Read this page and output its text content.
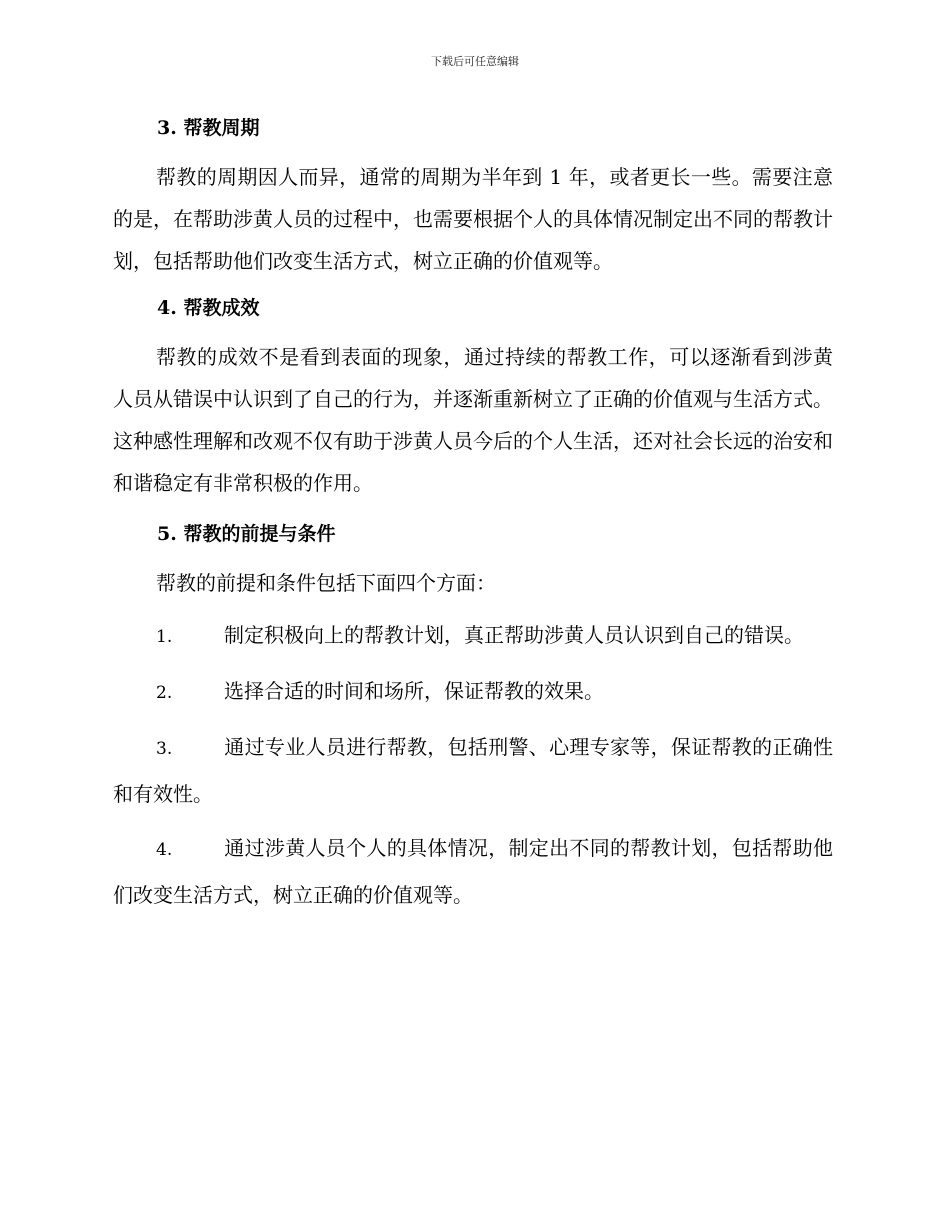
下载后可任意编辑
3. 帮教周期

帮教的周期因人而异，通常的周期为半年到 1 年，或者更长一些。需要注意的是，在帮助涉黄人员的过程中，也需要根据个人的具体情况制定出不同的帮教计划，包括帮助他们改变生活方式，树立正确的价值观等。

4. 帮教成效

帮教的成效不是看到表面的现象，通过持续的帮教工作，可以逐渐看到涉黄人员从错误中认识到了自己的行为，并逐渐重新树立了正确的价值观与生活方式。这种感性理解和改观不仅有助于涉黄人员今后的个人生活，还对社会长远的治安和和谐稳定有非常积极的作用。

5. 帮教的前提与条件

帮教的前提和条件包括下面四个方面：

1.	制定积极向上的帮教计划，真正帮助涉黄人员认识到自己的错误。

2.	选择合适的时间和场所，保证帮教的效果。

3.	通过专业人员进行帮教，包括刑警、心理专家等，保证帮教的正确性和有效性。

4.	通过涉黄人员个人的具体情况，制定出不同的帮教计划，包括帮助他们改变生活方式，树立正确的价值观等。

--------------------------------

_WRITTEN TASK:_
Report only the number of lines that hold the string "包括帮助他们改变生活方式" in this listing.

_SOLUTION TO THIS TASK:_
2